### ENTRIES SHOWN
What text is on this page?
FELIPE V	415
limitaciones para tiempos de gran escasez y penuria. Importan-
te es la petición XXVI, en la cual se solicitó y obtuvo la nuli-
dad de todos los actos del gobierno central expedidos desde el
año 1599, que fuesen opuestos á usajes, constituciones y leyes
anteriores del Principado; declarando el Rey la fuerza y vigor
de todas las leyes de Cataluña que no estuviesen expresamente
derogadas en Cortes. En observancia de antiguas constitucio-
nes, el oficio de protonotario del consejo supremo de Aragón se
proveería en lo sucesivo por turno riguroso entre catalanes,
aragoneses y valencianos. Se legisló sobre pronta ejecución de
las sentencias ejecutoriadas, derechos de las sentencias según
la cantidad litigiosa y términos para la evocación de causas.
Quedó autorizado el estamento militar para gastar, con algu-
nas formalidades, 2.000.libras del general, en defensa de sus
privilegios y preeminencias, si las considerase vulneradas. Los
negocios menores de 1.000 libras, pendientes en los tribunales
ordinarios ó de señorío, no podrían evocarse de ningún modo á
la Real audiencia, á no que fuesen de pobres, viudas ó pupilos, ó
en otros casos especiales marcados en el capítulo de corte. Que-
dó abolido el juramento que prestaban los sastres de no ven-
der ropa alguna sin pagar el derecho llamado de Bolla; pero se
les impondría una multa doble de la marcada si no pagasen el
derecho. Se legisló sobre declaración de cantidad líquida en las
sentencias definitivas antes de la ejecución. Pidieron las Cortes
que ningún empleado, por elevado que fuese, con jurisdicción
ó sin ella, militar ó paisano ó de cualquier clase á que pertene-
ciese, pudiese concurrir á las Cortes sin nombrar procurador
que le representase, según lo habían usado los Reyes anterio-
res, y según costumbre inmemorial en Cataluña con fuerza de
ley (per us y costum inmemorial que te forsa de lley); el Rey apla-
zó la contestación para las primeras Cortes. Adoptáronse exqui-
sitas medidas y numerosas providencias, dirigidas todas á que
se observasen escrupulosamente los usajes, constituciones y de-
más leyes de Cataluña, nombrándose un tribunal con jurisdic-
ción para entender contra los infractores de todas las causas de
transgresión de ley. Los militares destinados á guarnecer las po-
######
■ EXERCISE OBJECTIVE
In the entries above, find lines with "legisló" and copy each.

■ THE RESULT
aragoneses y valencianos. Se legisló sobre pronta ejecución de
derecho. Se legisló sobre declaración de cantidad líquida en las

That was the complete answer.